**Text:**
* * *

Erwin Chemerinsky, unhired as UC Irvine's founding law school dean, says his
ordeal is a lesson in academic freedom.
By Erwin Chemerinsky / Los Angeles Times
September 14, 2007
After so many years of commenting on the news, it is strange to be the news.
But, in a sense, this story isn't really about me, it's about academic freedom
in our deeply polarized times.
As has been widely reported, on Aug. 16 I was asked to be the founding dean of
the new law school at the University of California at Irvine. After a couple of
weeks of negotiations, I formally accepted the position and signed a contract
on Sept. 4. It always was understood that the job was contingent on approval of
the University of California Board of Regents, and it was to be on the agenda
for the regents' meetings on Sept. 18-20. I was tremendously excited about the
possibility of being part of starting a new law school at an excellent
On Tuesday, Sept. 11, however, the chancellor at UC Irvine, Michael V. Drake,
withdrew the offer. He told me that I had proved to be "too politically
controversial." Those, by the way, were the exact words that he said I could
use to describe the reason for the decision. He told me that he had not
expected the extent of opposition that would develop.
What was it about my views that was too controversial? Only one example was
mentioned: an Op-Ed article I wrote on these pages criticizing a proposed
regulation by then-Atty. Gen. Alberto R. Gonzales to shorten the time death row
prisoners have to file their habeas corpus petitions. There are more than 275
individuals on death row in California without lawyers for their post-
conviction proceedings. The effect of the new rule would be that many
individuals, including innocent ones, would not get the chance to have their
cases reviewed in federal court.

* * *

**Data excerpts:**

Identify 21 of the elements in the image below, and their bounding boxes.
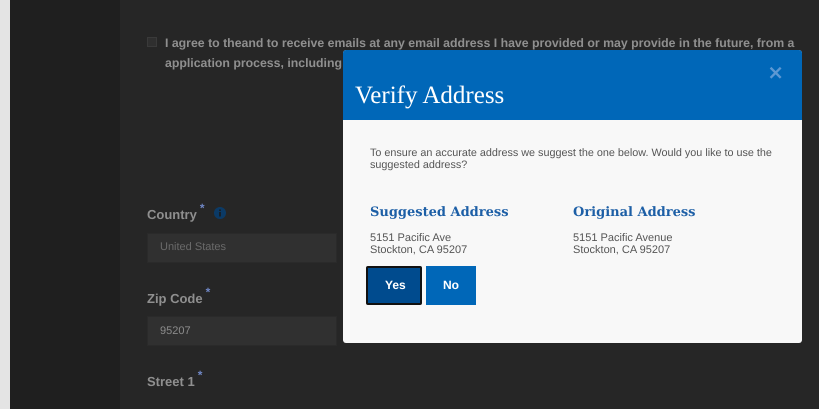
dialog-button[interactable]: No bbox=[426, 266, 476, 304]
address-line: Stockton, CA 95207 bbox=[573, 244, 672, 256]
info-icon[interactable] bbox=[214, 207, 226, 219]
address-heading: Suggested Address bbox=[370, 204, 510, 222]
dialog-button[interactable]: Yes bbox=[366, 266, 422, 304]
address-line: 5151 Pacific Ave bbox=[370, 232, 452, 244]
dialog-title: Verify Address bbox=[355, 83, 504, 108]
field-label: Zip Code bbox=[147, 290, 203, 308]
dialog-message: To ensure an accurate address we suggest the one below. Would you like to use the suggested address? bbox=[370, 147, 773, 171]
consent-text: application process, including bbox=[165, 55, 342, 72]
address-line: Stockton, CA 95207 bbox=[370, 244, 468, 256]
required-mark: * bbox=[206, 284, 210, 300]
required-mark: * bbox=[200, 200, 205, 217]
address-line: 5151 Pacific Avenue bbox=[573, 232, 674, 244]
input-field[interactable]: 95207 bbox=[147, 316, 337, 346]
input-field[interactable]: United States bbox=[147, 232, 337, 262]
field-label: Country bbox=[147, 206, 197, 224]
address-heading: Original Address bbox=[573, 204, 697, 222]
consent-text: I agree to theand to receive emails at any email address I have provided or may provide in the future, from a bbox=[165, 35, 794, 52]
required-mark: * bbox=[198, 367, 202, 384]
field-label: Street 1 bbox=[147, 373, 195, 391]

* * *

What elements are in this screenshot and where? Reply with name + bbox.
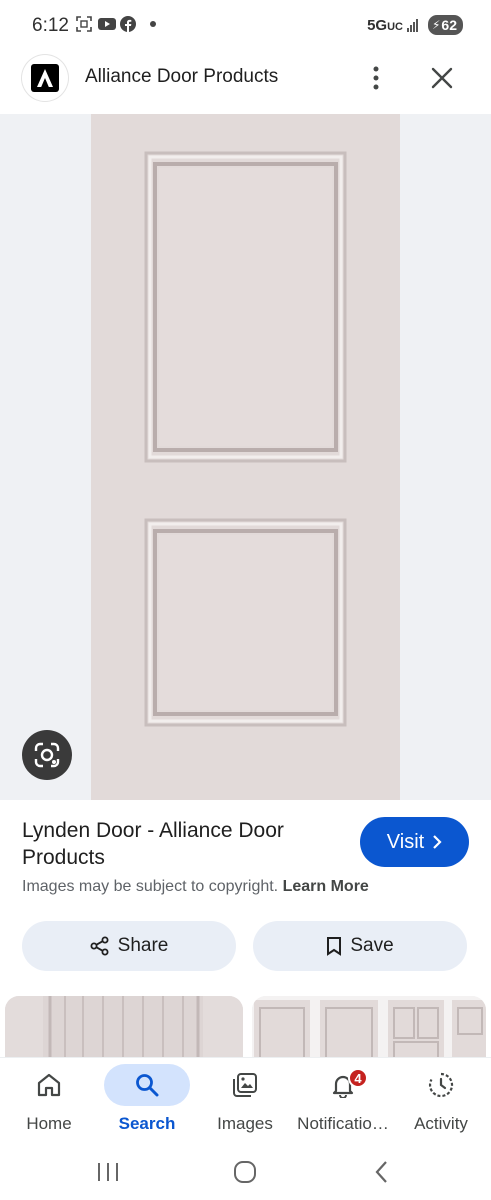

* * *

**Instructions:**
a. List every calendar date mentioned in the academic freedom article, from the sentence beginning "As has been widely reported" through its end.
b. Continue the academic freedom article from its last sentence.

**Responses:**
a. Aug. 16; Sept. 4; Sept. 18-20; Sept. 11

b.
The Op-Ed article was written and published before I was offered the position
as dean. More important, the whole point of academic freedom is that
professors -- and, yes, even deans -- should be able to speak out on important
issues. It would never have occurred to me that arguing against a proposed
federal regulation on behalf of those on death row would be deemed
objectionable. On the ideological spectrum, it is not radical.
Some people, in speaking to me, have compared this to McCarthyism, but in an
important way that analogy is not apt. I did not lose my job. I am a tenured
law professor at a terrific university, and I can continue to teach and write
and handle legal appeals, as I have for the last 28 years. I have received
nothing but support over this from my university president, provost, dean and
colleagues. During the McCarthy era, some faculty members lost their jobs for
what they wrote and said.
A key lesson learned from those tragic times is that academic freedom matters.
Tenure has many costs, but it exists so that academics will feel free to
express themselves without fear of reprisal. It is based on the idea that
everyone benefits from the free exchange of ideas. Without academic freedom,
the reality is that many faculty members would be chilled and timid in
expressing their views, and the discussion that is essential for the
advancement of thought would be lost.
This is not a liberal or conservative proposition. I said to Chancellor Drake
that if I were conservative and my appointment had been blocked by liberals,
the right would be justifiably outraged that "political correctness" had done
me in. The truth is that a person's politics should play no role in the
decision to hire them for a faculty or administrative position. All that
matters is that the individual be committed to creating an institution where
all viewpoints will be respected and flourish. That is what academic freedom is
My concern is that the message from this episode, especially for my more junior
colleagues who may aspire to be deans someday or, for that matter, judges, is
that if you speak out -- liberal or conservative -- you may lose your chance at
a position that you really want.
That's why I decided to answer questions about what happened and to accept the
invitation to write this article. Chancellor Drake initially asked that I
simply say that we had mutually agreed to end my prospective deanship. I
refused and said that all I wanted was that the truth be told. We live in such
ideologically polarized times. It is important for those on both sides of the
ideological spectrum to realize that their common commitment to academic
freedom is far more important than blocking a particular faculty or dean
candidate based on ideology.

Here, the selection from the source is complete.